- _JOB_
Whenever a line below holds the word "properties", copy that line.

[Stored entries]
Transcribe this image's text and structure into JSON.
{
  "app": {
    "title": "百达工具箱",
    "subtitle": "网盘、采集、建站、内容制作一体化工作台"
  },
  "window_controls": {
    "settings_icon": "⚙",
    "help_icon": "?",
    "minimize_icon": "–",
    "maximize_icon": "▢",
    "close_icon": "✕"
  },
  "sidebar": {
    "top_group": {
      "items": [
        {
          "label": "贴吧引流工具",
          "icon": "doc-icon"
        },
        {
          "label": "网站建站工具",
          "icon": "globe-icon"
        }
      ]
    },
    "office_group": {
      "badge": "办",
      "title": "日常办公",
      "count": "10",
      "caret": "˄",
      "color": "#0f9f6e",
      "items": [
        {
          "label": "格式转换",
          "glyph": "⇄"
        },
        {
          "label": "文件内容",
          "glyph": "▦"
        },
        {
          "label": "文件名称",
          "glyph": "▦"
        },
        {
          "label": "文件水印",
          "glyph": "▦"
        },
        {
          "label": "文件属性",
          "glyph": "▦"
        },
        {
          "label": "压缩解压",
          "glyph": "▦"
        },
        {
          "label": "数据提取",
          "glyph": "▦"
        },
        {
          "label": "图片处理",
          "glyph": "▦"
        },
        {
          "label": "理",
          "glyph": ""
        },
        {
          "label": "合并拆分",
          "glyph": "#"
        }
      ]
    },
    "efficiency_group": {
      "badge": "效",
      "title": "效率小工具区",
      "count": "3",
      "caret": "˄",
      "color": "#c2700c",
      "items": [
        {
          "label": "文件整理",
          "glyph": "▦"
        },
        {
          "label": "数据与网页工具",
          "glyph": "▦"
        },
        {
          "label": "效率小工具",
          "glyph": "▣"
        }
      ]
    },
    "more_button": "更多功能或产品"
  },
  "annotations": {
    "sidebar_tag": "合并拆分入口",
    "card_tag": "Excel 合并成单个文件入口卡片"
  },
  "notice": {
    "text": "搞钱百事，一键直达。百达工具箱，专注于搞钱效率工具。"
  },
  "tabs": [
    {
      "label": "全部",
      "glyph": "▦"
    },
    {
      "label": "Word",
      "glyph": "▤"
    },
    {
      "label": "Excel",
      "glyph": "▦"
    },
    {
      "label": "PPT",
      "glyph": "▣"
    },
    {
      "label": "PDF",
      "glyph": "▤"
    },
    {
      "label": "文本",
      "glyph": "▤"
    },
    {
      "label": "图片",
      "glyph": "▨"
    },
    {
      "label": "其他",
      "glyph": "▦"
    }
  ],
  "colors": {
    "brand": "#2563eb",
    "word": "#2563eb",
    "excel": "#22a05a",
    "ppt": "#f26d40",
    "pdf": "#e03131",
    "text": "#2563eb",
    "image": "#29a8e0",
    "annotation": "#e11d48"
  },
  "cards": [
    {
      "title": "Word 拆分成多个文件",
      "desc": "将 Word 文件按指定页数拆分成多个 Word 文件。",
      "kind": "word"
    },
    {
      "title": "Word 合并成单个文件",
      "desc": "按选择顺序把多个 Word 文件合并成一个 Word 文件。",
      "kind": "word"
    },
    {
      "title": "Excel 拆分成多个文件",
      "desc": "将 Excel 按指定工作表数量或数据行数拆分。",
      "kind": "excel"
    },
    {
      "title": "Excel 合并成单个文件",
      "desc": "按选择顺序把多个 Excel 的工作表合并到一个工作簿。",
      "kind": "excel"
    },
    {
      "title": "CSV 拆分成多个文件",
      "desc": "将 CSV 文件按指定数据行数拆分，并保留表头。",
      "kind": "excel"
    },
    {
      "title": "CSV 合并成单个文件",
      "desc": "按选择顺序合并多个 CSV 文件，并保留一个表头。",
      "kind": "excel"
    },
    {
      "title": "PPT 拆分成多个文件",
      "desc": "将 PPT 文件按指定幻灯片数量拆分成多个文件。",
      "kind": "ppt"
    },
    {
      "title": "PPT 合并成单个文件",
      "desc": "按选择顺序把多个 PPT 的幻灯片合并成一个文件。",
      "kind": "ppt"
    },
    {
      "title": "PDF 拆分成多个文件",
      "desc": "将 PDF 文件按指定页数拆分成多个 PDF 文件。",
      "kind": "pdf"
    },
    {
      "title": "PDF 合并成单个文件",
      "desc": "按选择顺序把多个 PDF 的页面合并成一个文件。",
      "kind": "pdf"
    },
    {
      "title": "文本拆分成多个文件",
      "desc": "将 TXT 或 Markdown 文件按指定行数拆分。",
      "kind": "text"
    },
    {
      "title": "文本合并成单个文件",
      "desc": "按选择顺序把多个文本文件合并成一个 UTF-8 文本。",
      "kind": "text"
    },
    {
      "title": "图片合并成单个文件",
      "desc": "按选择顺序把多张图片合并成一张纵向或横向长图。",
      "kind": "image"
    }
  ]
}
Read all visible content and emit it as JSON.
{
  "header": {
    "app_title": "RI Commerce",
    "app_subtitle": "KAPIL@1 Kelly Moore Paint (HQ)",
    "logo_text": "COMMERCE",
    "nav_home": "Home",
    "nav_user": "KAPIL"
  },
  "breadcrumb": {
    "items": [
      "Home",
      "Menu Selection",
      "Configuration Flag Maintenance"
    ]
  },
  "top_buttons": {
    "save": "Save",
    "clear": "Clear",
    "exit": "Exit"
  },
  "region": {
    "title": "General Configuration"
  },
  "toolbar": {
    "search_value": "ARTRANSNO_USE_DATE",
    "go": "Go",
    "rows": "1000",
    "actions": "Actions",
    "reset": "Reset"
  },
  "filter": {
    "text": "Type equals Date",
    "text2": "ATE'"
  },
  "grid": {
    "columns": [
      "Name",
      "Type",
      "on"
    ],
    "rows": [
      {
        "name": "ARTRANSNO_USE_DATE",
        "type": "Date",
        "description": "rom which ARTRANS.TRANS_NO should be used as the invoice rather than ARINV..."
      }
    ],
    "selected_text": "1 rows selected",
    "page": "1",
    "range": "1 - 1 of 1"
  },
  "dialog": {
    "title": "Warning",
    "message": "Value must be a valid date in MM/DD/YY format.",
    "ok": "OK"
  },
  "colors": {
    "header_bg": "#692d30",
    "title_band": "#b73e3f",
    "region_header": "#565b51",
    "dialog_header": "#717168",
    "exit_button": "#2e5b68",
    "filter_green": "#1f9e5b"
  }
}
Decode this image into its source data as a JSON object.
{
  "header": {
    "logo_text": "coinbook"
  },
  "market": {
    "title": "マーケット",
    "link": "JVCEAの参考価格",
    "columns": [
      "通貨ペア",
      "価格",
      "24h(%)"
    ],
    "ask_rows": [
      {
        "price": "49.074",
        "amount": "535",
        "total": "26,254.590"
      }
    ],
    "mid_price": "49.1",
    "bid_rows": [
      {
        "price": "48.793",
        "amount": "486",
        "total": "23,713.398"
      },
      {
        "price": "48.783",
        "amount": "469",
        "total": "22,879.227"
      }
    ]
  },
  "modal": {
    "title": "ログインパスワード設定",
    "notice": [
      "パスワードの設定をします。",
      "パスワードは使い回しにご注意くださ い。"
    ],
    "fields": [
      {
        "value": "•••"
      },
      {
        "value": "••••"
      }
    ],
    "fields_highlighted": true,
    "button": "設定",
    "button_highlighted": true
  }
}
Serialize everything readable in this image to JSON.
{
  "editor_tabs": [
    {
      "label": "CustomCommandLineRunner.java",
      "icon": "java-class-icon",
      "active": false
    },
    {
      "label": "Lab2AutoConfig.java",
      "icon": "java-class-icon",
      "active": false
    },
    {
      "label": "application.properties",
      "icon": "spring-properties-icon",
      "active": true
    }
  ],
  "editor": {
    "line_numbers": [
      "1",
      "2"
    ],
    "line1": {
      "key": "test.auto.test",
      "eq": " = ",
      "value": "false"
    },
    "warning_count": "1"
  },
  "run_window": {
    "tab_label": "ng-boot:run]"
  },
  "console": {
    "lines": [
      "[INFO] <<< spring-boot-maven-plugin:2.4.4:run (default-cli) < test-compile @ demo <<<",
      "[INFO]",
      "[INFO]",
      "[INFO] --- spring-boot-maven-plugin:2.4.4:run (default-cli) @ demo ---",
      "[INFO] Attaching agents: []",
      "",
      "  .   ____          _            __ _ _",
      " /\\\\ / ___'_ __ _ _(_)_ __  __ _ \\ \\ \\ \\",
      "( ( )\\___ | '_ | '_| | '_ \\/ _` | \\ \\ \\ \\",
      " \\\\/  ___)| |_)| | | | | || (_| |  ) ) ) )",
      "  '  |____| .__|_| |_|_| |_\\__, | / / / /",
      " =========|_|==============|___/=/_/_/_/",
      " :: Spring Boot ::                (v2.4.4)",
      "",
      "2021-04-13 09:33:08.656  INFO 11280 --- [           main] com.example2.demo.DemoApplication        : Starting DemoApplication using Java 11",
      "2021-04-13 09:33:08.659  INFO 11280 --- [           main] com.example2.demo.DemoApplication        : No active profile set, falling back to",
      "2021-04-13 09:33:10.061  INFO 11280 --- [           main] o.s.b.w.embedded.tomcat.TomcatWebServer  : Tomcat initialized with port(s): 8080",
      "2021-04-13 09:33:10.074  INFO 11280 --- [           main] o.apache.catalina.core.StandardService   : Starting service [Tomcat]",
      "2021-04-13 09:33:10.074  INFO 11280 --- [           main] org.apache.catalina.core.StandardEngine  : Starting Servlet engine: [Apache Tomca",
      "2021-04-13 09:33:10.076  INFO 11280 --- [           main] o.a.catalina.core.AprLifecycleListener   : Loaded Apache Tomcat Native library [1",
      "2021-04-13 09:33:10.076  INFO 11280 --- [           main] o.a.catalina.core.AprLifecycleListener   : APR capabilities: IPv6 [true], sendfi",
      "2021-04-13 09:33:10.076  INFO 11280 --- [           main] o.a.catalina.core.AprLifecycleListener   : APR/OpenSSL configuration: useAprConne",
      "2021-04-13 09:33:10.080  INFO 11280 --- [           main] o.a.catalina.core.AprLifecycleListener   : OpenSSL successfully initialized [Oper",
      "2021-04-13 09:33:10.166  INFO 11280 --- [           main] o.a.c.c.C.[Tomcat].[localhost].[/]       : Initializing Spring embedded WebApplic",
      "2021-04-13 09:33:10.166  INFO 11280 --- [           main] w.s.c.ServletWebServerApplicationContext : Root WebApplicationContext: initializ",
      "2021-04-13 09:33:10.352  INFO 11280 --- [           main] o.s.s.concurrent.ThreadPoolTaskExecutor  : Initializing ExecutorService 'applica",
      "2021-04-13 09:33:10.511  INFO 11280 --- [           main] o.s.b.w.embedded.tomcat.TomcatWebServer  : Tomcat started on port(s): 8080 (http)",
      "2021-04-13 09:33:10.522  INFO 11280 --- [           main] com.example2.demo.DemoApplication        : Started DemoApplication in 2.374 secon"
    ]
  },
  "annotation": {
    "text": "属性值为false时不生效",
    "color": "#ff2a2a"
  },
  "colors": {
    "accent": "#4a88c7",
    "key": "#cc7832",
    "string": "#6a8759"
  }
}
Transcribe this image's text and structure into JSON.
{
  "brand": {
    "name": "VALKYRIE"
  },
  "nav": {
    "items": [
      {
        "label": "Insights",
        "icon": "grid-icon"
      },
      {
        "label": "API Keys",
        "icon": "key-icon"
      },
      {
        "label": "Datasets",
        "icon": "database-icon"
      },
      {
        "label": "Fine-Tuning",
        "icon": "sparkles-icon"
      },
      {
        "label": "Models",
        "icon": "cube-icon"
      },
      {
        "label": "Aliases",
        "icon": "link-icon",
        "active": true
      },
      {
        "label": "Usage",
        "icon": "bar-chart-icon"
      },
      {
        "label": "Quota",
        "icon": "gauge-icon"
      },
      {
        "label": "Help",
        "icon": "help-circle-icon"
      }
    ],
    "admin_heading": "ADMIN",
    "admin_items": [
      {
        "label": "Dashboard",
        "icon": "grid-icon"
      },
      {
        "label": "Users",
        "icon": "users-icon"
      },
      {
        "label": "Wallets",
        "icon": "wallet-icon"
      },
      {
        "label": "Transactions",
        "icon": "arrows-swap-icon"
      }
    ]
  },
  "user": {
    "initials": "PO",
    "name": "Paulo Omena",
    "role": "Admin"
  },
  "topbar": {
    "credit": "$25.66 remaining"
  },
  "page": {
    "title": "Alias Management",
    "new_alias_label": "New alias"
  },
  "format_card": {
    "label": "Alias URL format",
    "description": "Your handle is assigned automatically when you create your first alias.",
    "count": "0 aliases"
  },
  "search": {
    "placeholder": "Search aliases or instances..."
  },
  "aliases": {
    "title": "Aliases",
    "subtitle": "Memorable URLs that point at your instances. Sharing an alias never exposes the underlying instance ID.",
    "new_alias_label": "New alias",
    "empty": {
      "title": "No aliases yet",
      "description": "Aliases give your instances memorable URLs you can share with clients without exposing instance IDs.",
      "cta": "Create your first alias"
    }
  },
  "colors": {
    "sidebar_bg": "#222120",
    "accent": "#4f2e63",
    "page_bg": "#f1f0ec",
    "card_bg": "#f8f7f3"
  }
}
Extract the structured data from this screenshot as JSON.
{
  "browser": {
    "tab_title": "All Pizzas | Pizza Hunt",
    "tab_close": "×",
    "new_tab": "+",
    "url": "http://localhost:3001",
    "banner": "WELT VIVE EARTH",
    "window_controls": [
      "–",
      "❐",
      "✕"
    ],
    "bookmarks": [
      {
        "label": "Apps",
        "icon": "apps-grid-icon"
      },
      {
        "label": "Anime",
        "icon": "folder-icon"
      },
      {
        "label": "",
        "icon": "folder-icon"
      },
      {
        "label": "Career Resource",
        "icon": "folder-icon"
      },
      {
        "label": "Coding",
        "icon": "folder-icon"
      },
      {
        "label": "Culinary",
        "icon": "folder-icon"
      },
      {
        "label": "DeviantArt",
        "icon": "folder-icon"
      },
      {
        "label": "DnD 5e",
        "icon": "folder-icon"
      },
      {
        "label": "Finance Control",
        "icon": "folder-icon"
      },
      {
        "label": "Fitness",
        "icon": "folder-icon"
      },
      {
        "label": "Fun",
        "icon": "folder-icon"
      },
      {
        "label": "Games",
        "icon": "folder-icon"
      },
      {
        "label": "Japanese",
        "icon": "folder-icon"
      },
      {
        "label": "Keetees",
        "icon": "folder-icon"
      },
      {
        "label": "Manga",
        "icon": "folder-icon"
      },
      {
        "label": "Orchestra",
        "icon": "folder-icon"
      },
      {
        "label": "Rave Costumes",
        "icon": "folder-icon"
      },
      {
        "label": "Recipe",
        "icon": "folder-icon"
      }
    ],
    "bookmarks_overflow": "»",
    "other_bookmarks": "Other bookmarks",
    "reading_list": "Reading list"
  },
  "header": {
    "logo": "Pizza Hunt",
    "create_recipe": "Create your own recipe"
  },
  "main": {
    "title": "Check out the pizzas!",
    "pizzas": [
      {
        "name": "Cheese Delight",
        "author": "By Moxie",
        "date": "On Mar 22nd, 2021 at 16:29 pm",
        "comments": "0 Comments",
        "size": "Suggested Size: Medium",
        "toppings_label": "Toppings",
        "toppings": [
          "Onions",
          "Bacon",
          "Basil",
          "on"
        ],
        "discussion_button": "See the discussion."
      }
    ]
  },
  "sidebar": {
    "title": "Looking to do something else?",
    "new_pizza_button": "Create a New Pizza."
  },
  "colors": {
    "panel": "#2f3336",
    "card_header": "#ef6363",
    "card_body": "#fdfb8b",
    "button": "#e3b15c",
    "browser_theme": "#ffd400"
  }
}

- _SOLVED PROBLEM_
      "label": "application.properties",
      "icon": "spring-properties-icon",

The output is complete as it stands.